## YOUR INSTRUCTIONS
Convert each line of the listing below into a JSON list of strings, one string per line, skipping any blank lines.

[Items from a data source]
——————————

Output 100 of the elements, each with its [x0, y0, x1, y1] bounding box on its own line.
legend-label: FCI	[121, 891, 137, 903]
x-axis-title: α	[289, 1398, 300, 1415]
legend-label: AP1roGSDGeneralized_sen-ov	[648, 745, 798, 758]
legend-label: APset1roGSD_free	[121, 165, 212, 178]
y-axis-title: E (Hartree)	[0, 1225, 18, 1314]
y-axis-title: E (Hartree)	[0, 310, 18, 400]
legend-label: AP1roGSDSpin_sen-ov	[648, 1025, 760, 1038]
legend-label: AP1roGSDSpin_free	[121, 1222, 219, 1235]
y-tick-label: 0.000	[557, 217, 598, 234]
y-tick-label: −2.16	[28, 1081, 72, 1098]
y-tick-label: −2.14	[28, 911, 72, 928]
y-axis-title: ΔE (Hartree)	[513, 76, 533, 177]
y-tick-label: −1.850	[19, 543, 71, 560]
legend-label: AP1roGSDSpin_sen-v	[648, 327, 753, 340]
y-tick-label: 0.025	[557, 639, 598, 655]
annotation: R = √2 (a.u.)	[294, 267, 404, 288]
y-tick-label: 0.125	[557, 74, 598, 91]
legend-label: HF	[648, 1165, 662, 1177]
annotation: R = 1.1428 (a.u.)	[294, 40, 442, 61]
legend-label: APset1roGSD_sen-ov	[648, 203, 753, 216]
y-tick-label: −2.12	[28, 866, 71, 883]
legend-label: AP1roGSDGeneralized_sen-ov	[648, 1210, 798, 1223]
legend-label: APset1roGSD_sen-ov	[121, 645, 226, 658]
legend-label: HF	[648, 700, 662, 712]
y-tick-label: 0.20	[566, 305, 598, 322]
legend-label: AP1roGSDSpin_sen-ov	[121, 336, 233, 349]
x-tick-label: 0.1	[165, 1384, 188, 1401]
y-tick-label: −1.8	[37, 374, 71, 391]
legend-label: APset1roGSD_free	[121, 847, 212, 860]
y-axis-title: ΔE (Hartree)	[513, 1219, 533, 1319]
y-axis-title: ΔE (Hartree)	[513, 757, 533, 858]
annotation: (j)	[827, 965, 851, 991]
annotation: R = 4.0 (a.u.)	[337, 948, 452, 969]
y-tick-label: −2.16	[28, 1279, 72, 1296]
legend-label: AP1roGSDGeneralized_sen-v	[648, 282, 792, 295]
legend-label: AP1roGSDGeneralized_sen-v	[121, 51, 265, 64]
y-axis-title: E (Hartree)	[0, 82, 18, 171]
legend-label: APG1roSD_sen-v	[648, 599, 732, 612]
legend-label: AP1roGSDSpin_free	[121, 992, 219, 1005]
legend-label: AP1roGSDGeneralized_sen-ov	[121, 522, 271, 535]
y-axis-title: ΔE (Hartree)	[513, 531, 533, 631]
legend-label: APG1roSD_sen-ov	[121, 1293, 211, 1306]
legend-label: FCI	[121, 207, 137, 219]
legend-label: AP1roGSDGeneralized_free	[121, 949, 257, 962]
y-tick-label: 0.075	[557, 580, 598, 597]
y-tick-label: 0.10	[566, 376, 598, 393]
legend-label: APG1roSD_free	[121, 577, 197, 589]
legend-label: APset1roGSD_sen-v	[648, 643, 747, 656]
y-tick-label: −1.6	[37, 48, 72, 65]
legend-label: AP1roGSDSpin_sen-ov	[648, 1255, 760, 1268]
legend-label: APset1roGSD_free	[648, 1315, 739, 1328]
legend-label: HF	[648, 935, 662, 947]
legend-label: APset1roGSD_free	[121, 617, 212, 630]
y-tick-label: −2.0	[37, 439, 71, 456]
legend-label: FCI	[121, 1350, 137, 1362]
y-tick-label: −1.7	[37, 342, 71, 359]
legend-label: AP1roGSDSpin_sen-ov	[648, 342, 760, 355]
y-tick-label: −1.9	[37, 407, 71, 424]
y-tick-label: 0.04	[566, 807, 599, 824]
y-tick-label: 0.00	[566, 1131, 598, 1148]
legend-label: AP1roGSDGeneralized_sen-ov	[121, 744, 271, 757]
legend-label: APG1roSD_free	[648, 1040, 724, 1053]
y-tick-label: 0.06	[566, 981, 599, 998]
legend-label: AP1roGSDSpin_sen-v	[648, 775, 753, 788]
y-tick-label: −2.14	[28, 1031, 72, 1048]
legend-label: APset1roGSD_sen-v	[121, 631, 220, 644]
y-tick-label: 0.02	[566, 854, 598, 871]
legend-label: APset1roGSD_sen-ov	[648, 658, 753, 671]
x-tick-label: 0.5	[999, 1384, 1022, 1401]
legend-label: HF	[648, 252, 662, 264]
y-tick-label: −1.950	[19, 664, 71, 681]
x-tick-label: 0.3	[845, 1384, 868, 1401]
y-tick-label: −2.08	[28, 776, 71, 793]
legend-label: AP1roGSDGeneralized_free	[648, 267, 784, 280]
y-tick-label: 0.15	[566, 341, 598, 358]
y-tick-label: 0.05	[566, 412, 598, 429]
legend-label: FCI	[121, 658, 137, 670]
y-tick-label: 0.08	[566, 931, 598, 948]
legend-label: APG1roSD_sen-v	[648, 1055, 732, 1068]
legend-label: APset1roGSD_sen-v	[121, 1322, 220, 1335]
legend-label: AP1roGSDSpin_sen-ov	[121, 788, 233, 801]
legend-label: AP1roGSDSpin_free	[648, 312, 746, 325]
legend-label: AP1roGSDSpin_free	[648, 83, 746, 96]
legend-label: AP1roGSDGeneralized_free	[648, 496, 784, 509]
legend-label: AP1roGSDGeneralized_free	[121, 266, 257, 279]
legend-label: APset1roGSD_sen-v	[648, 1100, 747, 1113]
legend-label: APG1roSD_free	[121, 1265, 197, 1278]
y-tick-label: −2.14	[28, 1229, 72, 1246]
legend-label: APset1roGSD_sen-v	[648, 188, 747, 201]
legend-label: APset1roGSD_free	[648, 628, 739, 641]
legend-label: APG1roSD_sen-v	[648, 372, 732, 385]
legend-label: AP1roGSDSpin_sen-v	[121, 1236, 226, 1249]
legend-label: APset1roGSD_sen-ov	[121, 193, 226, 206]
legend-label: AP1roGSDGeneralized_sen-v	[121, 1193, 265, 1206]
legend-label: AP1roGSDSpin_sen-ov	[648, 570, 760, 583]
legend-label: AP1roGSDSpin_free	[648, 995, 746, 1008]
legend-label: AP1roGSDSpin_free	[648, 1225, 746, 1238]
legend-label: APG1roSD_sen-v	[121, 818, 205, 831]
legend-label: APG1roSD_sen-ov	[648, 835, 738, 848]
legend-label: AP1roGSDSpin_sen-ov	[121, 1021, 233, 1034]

——————————

## FINAL RESULT
[
  "Output 100 of the elements, each with its [x0, y0, x1, y1] bounding box on its own line.",
  "legend-label: FCI\t[121, 891, 137, 903]",
  "x-axis-title: α\t[289, 1398, 300, 1415]",
  "legend-label: AP1roGSDGeneralized_sen-ov\t[648, 745, 798, 758]",
  "legend-label: APset1roGSD_free\t[121, 165, 212, 178]",
  "y-axis-title: E (Hartree)\t[0, 1225, 18, 1314]",
  "y-axis-title: E (Hartree)\t[0, 310, 18, 400]",
  "legend-label: AP1roGSDSpin_sen-ov\t[648, 1025, 760, 1038]",
  "legend-label: AP1roGSDSpin_free\t[121, 1222, 219, 1235]",
  "y-tick-label: 0.000\t[557, 217, 598, 234]",
  "y-tick-label: −2.16\t[28, 1081, 72, 1098]",
  "y-tick-label: −2.14\t[28, 911, 72, 928]",
  "y-axis-title: ΔE (Hartree)\t[513, 76, 533, 177]",
  "y-tick-label: −1.850\t[19, 543, 71, 560]",
  "legend-label: AP1roGSDSpin_sen-v\t[648, 327, 753, 340]",
  "y-tick-label: 0.025\t[557, 639, 598, 655]",
  "annotation: R = √2 (a.u.)\t[294, 267, 404, 288]",
  "y-tick-label: 0.125\t[557, 74, 598, 91]",
  "legend-label: HF\t[648, 1165, 662, 1177]",
  "annotation: R = 1.1428 (a.u.)\t[294, 40, 442, 61]",
  "legend-label: APset1roGSD_sen-ov\t[648, 203, 753, 216]",
  "y-tick-label: −2.12\t[28, 866, 71, 883]",
  "legend-label: AP1roGSDGeneralized_sen-ov\t[648, 1210, 798, 1223]",
  "legend-label: APset1roGSD_sen-ov\t[121, 645, 226, 658]",
  "legend-label: HF\t[648, 700, 662, 712]",
  "y-tick-label: 0.20\t[566, 305, 598, 322]",
  "legend-label: AP1roGSDSpin_sen-ov\t[121, 336, 233, 349]",
  "x-tick-label: 0.1\t[165, 1384, 188, 1401]",
  "y-tick-label: −1.8\t[37, 374, 71, 391]",
  "legend-label: APset1roGSD_free\t[121, 847, 212, 860]",
  "y-axis-title: ΔE (Hartree)\t[513, 1219, 533, 1319]",
  "y-axis-title: ΔE (Hartree)\t[513, 757, 533, 858]",
  "annotation: (j)\t[827, 965, 851, 991]",
  "annotation: R = 4.0 (a.u.)\t[337, 948, 452, 969]",
  "y-tick-label: −2.16\t[28, 1279, 72, 1296]",
  "legend-label: AP1roGSDGeneralized_sen-v\t[648, 282, 792, 295]",
  "legend-label: AP1roGSDGeneralized_sen-v\t[121, 51, 265, 64]",
  "y-axis-title: E (Hartree)\t[0, 82, 18, 171]",
  "legend-label: APG1roSD_sen-v\t[648, 599, 732, 612]",
  "legend-label: AP1roGSDSpin_free\t[121, 992, 219, 1005]",
  "legend-label: AP1roGSDGeneralized_sen-ov\t[121, 522, 271, 535]",
  "y-axis-title: ΔE (Hartree)\t[513, 531, 533, 631]",
  "legend-label: APG1roSD_sen-ov\t[121, 1293, 211, 1306]",
  "legend-label: FCI\t[121, 207, 137, 219]",
  "legend-label: AP1roGSDGeneralized_free\t[121, 949, 257, 962]",
  "y-tick-label: 0.075\t[557, 580, 598, 597]",
  "y-tick-label: 0.10\t[566, 376, 598, 393]",
  "legend-label: APG1roSD_free\t[121, 577, 197, 589]",
  "legend-label: APset1roGSD_sen-v\t[648, 643, 747, 656]",
  "y-tick-label: −1.6\t[37, 48, 72, 65]",
  "legend-label: AP1roGSDSpin_sen-ov\t[648, 1255, 760, 1268]",
  "legend-label: APset1roGSD_free\t[648, 1315, 739, 1328]",
  "legend-label: HF\t[648, 935, 662, 947]",
  "legend-label: APset1roGSD_free\t[121, 617, 212, 630]",
  "y-tick-label: −2.0\t[37, 439, 71, 456]",
  "legend-label: FCI\t[121, 1350, 137, 1362]",
  "y-tick-label: −1.7\t[37, 342, 71, 359]",
  "legend-label: AP1roGSDSpin_sen-ov\t[648, 342, 760, 355]",
  "y-tick-label: −1.9\t[37, 407, 71, 424]",
  "y-tick-label: 0.04\t[566, 807, 599, 824]",
  "y-tick-label: 0.00\t[566, 1131, 598, 1148]",
  "legend-label: AP1roGSDGeneralized_sen-ov\t[121, 744, 271, 757]",
  "legend-label: APG1roSD_free\t[648, 1040, 724, 1053]",
  "y-tick-label: 0.06\t[566, 981, 599, 998]",
  "legend-label: AP1roGSDSpin_sen-v\t[648, 775, 753, 788]",
  "y-tick-label: −2.14\t[28, 1031, 72, 1048]",
  "legend-label: APset1roGSD_sen-v\t[121, 631, 220, 644]",
  "y-tick-label: 0.02\t[566, 854, 598, 871]",
  "legend-label: APset1roGSD_sen-ov\t[648, 658, 753, 671]",
  "x-tick-label: 0.5\t[999, 1384, 1022, 1401]",
  "legend-label: HF\t[648, 252, 662, 264]",
  "y-tick-label: −1.950\t[19, 664, 71, 681]",
  "x-tick-label: 0.3\t[845, 1384, 868, 1401]",
  "y-tick-label: −2.08\t[28, 776, 71, 793]",
  "legend-label: AP1roGSDGeneralized_free\t[648, 267, 784, 280]",
  "y-tick-label: 0.15\t[566, 341, 598, 358]",
  "y-tick-label: 0.05\t[566, 412, 598, 429]",
  "legend-label: FCI\t[121, 658, 137, 670]",
  "y-tick-label: 0.08\t[566, 931, 598, 948]",
  "legend-label: APG1roSD_sen-v\t[648, 1055, 732, 1068]",
  "legend-label: APset1roGSD_sen-v\t[121, 1322, 220, 1335]",
  "legend-label: AP1roGSDSpin_sen-ov\t[121, 788, 233, 801]",
  "legend-label: AP1roGSDSpin_free\t[648, 312, 746, 325]",
  "legend-label: AP1roGSDSpin_free\t[648, 83, 746, 96]",
  "legend-label: AP1roGSDGeneralized_free\t[648, 496, 784, 509]",
  "legend-label: AP1roGSDGeneralized_free\t[121, 266, 257, 279]",
  "legend-label: APset1roGSD_sen-v\t[648, 1100, 747, 1113]",
  "legend-label: APG1roSD_free\t[121, 1265, 197, 1278]",
  "y-tick-label: −2.14\t[28, 1229, 72, 1246]",
  "legend-label: APset1roGSD_sen-v\t[648, 188, 747, 201]",
  "legend-label: APset1roGSD_free\t[648, 628, 739, 641]",
  "legend-label: APG1roSD_sen-v\t[648, 372, 732, 385]",
  "legend-label: AP1roGSDSpin_sen-v\t[121, 1236, 226, 1249]",
  "legend-label: APset1roGSD_sen-ov\t[121, 193, 226, 206]",
  "legend-label: AP1roGSDGeneralized_sen-v\t[121, 1193, 265, 1206]",
  "legend-label: AP1roGSDSpin_sen-ov\t[648, 570, 760, 583]",
  "legend-label: AP1roGSDSpin_free\t[648, 995, 746, 1008]",
  "legend-label: AP1roGSDSpin_free\t[648, 1225, 746, 1238]",
  "legend-label: APG1roSD_sen-v\t[121, 818, 205, 831]",
  "legend-label: APG1roSD_sen-ov\t[648, 835, 738, 848]",
  "legend-label: AP1roGSDSpin_sen-ov\t[121, 1021, 233, 1034]"
]